**Extract**
Tenki's dev products are the consumer wedge; Luxor's owned compute is the supply. The /compute GPU marketplace and /hardware are the consumer-facing edge of Luxor's "compute as a commodity" thesis, sitting alongside the neoclouds that supply the broader AI build-out.
Luxor's GPU marketplace and hardware storefront — the supply side made tradable. The economics that let Runners and Sandbox undercut VC-funded rivals on owned metal.
The flagship GPU neocloud. Context for where AI compute supply concentrates — and what Luxor's owned-metal thesis competes with on economics.
GPU cloud for AI training/inference. Part of the neocloud supply landscape Tenki's economics narrative references.
Full-stack AI cloud / neocloud. Supply-side comparable for the "compute is the new digital oil" story. (Disclosed: opencolin currently runs developer demand-gen for Nebius; wound down on engagement — see Overview.)

**Study questions**
a) Shorten the paragraph of the Luxor compute excerpt that begins "Tenki's dev products are the consumer wedge" into a short list, keeping its main facts.
b) Write the next part of the Luxor compute excerpt, picking up after its last entry.
You won't need the rows that come after this.

**Excerpted data**

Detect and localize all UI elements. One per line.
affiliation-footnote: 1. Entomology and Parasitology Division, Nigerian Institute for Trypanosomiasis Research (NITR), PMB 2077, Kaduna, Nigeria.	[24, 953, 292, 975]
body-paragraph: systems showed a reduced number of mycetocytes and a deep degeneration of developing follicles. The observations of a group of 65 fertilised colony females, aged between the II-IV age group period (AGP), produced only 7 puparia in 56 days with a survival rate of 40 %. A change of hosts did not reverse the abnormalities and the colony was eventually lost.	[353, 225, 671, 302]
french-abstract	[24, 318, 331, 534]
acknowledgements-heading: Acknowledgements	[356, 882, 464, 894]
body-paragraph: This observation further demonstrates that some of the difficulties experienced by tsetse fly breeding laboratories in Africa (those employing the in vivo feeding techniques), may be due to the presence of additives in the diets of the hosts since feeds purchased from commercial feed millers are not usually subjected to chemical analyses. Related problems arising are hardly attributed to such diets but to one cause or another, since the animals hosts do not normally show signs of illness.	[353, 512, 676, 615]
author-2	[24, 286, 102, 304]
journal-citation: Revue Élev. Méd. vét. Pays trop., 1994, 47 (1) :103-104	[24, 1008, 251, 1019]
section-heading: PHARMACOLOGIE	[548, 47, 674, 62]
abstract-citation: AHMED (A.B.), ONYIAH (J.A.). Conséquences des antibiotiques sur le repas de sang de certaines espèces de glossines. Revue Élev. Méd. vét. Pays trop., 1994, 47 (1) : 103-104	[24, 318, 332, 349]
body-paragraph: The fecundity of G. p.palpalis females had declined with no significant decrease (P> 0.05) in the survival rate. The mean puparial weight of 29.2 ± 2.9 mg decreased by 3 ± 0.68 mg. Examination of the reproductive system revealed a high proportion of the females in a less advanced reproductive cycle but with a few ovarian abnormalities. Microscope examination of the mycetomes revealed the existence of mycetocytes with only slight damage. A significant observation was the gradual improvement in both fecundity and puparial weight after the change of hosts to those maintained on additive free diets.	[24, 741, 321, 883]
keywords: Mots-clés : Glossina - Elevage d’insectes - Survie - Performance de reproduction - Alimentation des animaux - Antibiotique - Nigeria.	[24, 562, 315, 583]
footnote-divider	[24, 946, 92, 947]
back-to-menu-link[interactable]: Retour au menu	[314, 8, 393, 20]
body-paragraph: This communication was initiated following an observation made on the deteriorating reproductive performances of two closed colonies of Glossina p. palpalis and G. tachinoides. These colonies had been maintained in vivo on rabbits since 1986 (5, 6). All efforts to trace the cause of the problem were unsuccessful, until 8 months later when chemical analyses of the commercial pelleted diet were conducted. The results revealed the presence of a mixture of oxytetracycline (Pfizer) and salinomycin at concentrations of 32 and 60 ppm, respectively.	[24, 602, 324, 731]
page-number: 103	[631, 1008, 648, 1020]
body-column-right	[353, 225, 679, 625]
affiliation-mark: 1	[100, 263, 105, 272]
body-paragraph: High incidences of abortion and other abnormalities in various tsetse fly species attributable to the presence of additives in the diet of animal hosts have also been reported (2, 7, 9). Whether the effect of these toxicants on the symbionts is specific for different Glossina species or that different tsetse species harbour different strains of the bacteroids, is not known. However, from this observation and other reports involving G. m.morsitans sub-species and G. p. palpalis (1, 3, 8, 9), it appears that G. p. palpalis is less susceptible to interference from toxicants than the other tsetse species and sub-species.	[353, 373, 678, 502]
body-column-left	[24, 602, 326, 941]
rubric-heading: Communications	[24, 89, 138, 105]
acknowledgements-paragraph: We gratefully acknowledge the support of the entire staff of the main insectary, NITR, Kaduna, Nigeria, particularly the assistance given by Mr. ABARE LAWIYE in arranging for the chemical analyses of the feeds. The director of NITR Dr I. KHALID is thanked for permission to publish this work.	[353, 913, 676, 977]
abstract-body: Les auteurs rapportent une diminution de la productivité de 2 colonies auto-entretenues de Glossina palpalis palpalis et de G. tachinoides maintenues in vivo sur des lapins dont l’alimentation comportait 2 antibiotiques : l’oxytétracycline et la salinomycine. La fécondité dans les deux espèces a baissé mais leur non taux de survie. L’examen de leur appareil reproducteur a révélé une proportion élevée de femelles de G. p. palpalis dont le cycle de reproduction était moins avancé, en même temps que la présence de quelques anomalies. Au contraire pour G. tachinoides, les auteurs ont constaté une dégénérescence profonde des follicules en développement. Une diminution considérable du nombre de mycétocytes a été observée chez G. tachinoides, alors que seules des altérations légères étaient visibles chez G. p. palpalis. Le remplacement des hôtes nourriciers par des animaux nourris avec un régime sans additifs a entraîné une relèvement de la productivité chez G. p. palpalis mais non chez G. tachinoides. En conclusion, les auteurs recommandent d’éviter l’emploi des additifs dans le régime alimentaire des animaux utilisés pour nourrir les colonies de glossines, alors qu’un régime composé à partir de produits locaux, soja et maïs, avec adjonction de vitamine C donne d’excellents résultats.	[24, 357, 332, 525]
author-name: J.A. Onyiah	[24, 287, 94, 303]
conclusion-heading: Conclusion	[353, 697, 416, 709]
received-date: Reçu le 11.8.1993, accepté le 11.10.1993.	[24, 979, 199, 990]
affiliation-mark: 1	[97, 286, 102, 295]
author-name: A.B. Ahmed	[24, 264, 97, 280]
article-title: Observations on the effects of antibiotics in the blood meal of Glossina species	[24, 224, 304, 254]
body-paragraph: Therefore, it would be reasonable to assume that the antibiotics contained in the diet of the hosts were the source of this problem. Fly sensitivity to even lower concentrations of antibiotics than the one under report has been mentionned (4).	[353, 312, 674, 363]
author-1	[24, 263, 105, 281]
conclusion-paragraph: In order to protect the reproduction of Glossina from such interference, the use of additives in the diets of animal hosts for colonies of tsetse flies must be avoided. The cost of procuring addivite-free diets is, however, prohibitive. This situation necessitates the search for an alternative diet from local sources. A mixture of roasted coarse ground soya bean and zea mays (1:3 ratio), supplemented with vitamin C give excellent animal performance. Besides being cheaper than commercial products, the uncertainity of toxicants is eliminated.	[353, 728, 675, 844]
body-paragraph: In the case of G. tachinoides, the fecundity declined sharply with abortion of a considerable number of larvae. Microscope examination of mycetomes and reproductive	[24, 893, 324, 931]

**Answers for this exercise**
a)
- Tenki's developer products draw in consumers.
- Luxor's owned compute provides the supply.
- The /compute GPU marketplace and /hardware are the consumer-facing side of Luxor's "compute as a commodity" thesis.
- They sit next to the neoclouds that supply the wider AI build-out.

b)
The convergence thesis — Tenki's unique position. Runners, Code Reviewer, and Sandbox are secretly one product: all three run on the same Firecracker microVM substrate, on compute Luxor owns. In the agent era they collapse into a single loop — where an autonomous agent writes code, runs it in CI, and gets it reviewed, all in per-job isolation, on metal with a structural cost advantage. The CI pure-plays don't have review or sandbox. The review pure-plays don't have CI or compute. The sandbox pure-plays rent their metal. No competitor owns the whole loop and the substrate beneath it — that is the entire ecosystem argument, and the spine of every benchmark, reference architecture, and partner pitch.
The narrative that ties every post, talk, benchmark, and partnership together — and the reason DevRel is the lever, not more engineering hours.
Every coding agent needs isolated compute. Own the harness references (Claude Code + Codex today) and Sandbox becomes the default runtime.
Drop-in GitHub Actions replacement on owned metal — the cash wedge that funds the agent-era bet and seeds the multi-product North Star.
The recall lead plus radical honesty on precision is the trust engine that converts trials to paid usage across all three products.
Luxor's owned metal turns every per-play competitor's retail-cloud margin into Tenki's structural advantage. The agent era runs on compute you can trust.